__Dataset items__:
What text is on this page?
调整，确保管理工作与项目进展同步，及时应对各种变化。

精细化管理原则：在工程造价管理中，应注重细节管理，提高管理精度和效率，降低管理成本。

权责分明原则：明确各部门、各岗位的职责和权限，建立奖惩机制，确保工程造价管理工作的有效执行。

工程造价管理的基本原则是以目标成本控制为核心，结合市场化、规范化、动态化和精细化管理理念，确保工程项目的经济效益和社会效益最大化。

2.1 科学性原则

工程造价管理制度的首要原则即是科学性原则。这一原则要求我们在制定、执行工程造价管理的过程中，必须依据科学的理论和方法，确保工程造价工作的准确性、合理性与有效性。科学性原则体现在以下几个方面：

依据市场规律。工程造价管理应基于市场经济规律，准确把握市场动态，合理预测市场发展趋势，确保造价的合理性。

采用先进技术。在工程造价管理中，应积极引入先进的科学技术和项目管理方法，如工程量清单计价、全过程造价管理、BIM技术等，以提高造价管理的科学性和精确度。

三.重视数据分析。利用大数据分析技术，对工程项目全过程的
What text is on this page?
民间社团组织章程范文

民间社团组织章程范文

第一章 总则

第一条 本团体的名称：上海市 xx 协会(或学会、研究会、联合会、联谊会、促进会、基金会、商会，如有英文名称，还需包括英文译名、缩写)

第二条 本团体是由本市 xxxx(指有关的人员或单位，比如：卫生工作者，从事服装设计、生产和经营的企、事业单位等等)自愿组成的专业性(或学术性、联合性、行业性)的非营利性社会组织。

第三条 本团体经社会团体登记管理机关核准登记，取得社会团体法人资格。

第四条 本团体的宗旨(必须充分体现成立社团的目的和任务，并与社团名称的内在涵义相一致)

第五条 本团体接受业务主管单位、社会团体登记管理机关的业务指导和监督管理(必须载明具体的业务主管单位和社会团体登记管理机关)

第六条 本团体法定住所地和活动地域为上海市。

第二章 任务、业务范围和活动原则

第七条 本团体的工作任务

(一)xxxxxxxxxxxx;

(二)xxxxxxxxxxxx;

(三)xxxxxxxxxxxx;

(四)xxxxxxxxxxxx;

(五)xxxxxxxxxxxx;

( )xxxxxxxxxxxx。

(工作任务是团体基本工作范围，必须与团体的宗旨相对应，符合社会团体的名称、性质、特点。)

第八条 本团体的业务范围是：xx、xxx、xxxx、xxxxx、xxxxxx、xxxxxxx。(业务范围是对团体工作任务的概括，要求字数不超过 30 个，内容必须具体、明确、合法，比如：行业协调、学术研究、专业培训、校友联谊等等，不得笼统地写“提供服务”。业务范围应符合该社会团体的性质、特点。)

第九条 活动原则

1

__Exercise objective__:
Your task is to quote all of the data word for word.

__Worked solution__:
What text is on this page?
调整，确保管理工作与项目进展同步，及时应对各种变化。

精细化管理原则：在工程造价管理中，应注重细节管理，提高管理精度和效率，降低管理成本。

权责分明原则：明确各部门、各岗位的职责和权限，建立奖惩机制，确保工程造价管理工作的有效执行。

工程造价管理的基本原则是以目标成本控制为核心，结合市场化、规范化、动态化和精细化管理理念，确保工程项目的经济效益和社会效益最大化。

2.1 科学性原则

工程造价管理制度的首要原则即是科学性原则。这一原则要求我们在制定、执行工程造价管理的过程中，必须依据科学的理论和方法，确保工程造价工作的准确性、合理性与有效性。科学性原则体现在以下几个方面：

依据市场规律。工程造价管理应基于市场经济规律，准确把握市场动态，合理预测市场发展趋势，确保造价的合理性。

采用先进技术。在工程造价管理中，应积极引入先进的科学技术和项目管理方法，如工程量清单计价、全过程造价管理、BIM技术等，以提高造价管理的科学性和精确度。

三.重视数据分析。利用大数据分析技术，对工程项目全过程的
What text is on this page?
民间社团组织章程范文

民间社团组织章程范文

第一章 总则

第一条 本团体的名称：上海市 xx 协会(或学会、研究会、联合会、联谊会、促进会、基金会、商会，如有英文名称，还需包括英文译名、缩写)

第二条 本团体是由本市 xxxx(指有关的人员或单位，比如：卫生工作者，从事服装设计、生产和经营的企、事业单位等等)自愿组成的专业性(或学术性、联合性、行业性)的非营利性社会组织。

第三条 本团体经社会团体登记管理机关核准登记，取得社会团体法人资格。

第四条 本团体的宗旨(必须充分体现成立社团的目的和任务，并与社团名称的内在涵义相一致)

第五条 本团体接受业务主管单位、社会团体登记管理机关的业务指导和监督管理(必须载明具体的业务主管单位和社会团体登记管理机关)

第六条 本团体法定住所地和活动地域为上海市。

第二章 任务、业务范围和活动原则

第七条 本团体的工作任务

(一)xxxxxxxxxxxx;

(二)xxxxxxxxxxxx;

(三)xxxxxxxxxxxx;

(四)xxxxxxxxxxxx;

(五)xxxxxxxxxxxx;

( )xxxxxxxxxxxx。

(工作任务是团体基本工作范围，必须与团体的宗旨相对应，符合社会团体的名称、性质、特点。)

第八条 本团体的业务范围是：xx、xxx、xxxx、xxxxx、xxxxxx、xxxxxxx。(业务范围是对团体工作任务的概括，要求字数不超过 30 个，内容必须具体、明确、合法，比如：行业协调、学术研究、专业培训、校友联谊等等，不得笼统地写“提供服务”。业务范围应符合该社会团体的性质、特点。)

第九条 活动原则

1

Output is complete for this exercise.